- _Task_:
Please find all lines in the data that hold the string "policies" and copy them.
╔══
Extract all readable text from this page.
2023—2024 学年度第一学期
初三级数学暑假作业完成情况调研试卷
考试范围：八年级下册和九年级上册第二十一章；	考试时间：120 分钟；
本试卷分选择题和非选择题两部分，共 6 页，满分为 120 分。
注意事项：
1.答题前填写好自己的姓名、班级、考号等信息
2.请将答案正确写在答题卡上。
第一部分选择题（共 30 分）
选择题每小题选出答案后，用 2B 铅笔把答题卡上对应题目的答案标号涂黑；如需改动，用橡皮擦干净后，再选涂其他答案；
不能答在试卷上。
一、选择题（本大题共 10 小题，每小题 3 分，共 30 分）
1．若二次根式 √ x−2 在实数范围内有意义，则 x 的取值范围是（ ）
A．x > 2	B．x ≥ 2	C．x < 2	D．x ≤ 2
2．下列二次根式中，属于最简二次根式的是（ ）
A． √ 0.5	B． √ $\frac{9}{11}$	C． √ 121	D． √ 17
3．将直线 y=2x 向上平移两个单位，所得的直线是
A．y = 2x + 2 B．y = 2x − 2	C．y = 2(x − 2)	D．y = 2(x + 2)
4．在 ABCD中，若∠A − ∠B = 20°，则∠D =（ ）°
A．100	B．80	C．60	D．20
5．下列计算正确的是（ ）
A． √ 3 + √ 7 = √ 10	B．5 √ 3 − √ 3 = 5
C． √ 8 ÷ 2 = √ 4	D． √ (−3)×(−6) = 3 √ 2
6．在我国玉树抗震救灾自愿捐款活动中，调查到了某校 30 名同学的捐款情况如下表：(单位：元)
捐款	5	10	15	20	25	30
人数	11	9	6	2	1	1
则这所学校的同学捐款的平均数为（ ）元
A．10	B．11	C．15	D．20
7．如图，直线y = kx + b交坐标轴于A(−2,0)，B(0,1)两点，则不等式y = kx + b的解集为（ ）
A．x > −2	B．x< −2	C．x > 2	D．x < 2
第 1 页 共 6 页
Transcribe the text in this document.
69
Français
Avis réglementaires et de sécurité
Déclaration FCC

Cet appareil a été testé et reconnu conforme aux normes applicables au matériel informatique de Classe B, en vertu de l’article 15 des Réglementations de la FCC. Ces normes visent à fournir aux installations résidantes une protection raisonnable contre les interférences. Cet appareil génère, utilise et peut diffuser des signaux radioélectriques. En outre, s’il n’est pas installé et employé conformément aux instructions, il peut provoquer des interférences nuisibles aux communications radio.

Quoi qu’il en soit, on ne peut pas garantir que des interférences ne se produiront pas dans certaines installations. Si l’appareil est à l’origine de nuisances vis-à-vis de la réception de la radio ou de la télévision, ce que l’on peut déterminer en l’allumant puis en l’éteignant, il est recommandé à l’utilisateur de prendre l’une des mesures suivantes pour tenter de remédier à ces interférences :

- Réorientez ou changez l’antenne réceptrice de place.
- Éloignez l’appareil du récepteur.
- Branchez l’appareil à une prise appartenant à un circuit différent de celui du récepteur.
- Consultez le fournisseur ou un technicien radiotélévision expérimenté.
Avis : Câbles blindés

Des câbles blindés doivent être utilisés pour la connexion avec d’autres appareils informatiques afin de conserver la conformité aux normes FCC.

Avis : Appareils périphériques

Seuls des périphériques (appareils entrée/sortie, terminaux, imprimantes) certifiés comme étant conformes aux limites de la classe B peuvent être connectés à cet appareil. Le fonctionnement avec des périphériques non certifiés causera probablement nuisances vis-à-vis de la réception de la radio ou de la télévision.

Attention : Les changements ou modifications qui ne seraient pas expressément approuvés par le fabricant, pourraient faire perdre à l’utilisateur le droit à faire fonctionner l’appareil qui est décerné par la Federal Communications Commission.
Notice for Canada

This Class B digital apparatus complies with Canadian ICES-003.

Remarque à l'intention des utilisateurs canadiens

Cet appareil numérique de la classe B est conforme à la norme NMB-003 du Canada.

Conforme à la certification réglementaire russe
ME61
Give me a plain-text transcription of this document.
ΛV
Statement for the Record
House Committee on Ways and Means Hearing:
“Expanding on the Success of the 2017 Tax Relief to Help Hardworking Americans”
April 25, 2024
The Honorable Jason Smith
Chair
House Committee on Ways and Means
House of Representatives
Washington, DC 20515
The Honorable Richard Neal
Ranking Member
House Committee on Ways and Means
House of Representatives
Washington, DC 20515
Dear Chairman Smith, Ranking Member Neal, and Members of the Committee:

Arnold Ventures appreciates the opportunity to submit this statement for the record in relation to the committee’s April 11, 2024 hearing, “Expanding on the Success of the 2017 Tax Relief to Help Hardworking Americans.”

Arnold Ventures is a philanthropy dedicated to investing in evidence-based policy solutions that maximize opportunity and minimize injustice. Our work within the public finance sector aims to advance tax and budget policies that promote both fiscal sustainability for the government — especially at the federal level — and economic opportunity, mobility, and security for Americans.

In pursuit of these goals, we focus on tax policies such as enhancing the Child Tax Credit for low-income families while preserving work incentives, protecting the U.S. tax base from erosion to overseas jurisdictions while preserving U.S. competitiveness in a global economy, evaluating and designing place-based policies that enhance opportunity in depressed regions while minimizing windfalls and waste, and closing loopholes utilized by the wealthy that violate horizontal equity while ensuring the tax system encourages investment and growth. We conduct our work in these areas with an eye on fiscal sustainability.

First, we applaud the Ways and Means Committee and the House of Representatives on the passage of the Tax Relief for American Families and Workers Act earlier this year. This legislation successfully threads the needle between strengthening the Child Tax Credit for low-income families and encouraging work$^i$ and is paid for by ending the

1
╚══
- _Solution to this problem_:
Arnold Ventures is a philanthropy dedicated to investing in evidence-based policy solutions that maximize opportunity and minimize injustice. Our work within the public finance sector aims to advance tax and budget policies that promote both fiscal sustainability for the government — especially at the federal level — and economic opportunity, mobility, and security for Americans.
In pursuit of these goals, we focus on tax policies such as enhancing the Child Tax Credit for low-income families while preserving work incentives, protecting the U.S. tax base from erosion to overseas jurisdictions while preserving U.S. competitiveness in a global economy, evaluating and designing place-based policies that enhance opportunity in depressed regions while minimizing windfalls and waste, and closing loopholes utilized by the wealthy that violate horizontal equity while ensuring the tax system encourages investment and growth. We conduct our work in these areas with an eye on fiscal sustainability.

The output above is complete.